= What to do =
Copy out each line featuring the string "text" from the entries beneath.

-- Begin --

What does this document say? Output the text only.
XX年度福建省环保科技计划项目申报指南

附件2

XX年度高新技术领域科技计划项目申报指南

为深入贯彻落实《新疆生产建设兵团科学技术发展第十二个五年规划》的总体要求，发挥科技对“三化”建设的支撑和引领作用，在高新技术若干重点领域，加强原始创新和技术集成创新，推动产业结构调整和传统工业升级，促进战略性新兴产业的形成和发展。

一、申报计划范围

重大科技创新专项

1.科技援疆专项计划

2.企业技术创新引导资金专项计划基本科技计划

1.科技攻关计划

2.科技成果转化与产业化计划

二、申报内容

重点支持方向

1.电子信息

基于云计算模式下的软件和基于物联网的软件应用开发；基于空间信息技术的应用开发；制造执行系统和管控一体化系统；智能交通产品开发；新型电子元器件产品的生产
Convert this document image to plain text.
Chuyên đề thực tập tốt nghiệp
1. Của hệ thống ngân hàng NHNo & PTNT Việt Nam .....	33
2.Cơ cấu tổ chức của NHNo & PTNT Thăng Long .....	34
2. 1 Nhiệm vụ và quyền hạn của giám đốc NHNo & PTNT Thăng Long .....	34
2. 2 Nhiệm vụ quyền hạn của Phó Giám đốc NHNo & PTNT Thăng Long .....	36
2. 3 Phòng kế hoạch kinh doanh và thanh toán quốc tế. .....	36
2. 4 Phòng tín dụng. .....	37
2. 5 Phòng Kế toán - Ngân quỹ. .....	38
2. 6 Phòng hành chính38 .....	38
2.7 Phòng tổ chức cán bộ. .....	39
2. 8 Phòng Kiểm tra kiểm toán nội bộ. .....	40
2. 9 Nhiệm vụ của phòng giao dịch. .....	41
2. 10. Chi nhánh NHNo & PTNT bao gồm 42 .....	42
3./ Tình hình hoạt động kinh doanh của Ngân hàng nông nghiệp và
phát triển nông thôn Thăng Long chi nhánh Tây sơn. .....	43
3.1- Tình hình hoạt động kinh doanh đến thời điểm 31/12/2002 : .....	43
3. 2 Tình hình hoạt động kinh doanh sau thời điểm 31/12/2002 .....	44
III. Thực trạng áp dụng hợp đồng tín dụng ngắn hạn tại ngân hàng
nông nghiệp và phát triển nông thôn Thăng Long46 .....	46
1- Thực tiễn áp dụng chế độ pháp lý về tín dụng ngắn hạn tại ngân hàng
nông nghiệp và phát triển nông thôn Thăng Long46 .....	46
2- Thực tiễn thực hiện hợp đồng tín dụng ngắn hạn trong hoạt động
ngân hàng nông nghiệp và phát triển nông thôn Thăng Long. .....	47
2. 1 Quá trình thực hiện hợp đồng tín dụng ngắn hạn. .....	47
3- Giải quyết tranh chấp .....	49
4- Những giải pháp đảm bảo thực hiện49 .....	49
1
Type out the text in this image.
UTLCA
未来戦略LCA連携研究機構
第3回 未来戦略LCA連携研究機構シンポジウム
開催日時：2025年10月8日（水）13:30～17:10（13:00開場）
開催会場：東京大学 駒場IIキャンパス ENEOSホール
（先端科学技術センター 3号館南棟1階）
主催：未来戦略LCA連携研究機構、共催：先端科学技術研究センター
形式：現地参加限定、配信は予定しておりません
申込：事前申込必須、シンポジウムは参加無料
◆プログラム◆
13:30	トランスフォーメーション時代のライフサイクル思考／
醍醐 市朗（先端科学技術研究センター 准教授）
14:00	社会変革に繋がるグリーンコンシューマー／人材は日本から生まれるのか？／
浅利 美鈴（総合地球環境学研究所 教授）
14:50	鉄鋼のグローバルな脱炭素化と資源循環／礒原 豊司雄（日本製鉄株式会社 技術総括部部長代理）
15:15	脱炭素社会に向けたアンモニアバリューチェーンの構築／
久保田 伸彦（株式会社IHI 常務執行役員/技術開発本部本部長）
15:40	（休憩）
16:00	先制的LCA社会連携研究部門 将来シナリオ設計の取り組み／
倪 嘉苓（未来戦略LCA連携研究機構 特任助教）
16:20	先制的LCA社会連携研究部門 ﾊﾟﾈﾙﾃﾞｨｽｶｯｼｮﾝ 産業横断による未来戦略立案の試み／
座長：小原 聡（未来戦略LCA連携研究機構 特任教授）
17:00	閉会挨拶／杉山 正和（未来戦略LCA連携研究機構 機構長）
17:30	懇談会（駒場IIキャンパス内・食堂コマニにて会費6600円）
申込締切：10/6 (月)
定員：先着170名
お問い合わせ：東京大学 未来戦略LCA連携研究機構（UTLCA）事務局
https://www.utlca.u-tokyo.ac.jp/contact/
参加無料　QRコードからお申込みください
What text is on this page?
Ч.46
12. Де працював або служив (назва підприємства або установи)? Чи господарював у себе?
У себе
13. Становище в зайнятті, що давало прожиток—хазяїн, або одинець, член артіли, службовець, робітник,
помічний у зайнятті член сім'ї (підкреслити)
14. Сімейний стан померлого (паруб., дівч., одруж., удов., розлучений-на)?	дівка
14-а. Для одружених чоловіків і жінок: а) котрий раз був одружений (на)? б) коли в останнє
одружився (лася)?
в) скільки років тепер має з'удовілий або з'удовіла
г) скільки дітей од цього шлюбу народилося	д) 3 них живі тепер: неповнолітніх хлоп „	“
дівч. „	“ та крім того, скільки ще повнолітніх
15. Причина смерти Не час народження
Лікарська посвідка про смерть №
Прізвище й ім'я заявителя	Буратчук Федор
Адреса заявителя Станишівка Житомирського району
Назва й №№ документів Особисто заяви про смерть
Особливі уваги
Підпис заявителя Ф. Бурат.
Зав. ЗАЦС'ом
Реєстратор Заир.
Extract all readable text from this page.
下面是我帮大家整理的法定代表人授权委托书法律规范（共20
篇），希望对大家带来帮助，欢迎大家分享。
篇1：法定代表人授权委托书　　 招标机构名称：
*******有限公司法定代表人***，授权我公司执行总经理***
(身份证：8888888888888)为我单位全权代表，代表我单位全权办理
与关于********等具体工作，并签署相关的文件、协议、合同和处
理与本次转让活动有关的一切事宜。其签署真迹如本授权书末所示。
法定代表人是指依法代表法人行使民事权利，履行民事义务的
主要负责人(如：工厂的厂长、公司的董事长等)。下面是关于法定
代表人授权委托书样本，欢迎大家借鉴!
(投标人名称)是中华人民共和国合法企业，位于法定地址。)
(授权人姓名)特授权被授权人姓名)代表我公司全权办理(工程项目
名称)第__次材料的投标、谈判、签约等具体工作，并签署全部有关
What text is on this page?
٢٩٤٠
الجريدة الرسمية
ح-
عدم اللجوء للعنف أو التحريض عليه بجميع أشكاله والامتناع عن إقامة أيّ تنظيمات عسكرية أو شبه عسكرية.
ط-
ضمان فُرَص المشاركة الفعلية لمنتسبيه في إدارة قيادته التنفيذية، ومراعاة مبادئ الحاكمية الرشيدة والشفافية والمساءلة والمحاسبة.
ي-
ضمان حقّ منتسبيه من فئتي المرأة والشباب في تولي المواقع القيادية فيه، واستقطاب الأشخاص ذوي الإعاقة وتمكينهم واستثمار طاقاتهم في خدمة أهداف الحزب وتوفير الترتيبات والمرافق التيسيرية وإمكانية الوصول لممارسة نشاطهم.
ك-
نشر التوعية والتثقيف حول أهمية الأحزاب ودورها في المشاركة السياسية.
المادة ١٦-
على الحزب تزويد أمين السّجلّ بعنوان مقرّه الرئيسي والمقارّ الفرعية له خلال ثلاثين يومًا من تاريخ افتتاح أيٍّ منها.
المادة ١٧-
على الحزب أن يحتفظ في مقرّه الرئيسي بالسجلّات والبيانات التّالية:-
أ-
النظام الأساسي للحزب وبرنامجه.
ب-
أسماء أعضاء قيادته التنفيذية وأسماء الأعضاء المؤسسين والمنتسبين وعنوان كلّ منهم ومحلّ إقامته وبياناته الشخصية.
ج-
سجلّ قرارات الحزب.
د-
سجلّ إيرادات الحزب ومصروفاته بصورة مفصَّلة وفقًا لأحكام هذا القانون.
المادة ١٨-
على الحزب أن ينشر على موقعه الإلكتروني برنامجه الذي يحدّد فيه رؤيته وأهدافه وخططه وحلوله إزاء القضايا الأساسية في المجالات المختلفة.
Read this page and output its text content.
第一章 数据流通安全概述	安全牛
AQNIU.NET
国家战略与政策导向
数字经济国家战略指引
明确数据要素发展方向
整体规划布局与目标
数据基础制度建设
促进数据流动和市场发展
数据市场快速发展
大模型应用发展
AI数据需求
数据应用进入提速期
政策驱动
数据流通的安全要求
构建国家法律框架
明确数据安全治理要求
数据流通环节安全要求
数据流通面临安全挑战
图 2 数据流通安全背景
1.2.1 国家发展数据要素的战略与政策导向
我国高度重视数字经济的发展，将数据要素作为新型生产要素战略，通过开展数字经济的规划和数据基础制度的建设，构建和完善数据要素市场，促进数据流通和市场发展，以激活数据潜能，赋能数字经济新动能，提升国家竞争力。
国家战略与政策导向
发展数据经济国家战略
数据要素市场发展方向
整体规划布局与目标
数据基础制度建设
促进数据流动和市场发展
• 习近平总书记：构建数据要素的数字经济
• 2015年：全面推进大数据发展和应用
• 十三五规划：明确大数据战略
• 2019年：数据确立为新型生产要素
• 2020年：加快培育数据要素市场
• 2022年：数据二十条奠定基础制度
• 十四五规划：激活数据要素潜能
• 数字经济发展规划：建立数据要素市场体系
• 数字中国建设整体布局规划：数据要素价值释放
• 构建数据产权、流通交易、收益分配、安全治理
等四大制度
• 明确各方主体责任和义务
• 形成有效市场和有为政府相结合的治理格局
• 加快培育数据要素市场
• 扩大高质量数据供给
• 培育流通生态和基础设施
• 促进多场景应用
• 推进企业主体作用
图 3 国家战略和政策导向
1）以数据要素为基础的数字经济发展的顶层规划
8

-- End --

= Complete answer =
What does this document say? Output the text only.
Convert this document image to plain text.
Type out the text in this image.
What text is on this page?
Extract all readable text from this page.
What text is on this page?
Read this page and output its text content.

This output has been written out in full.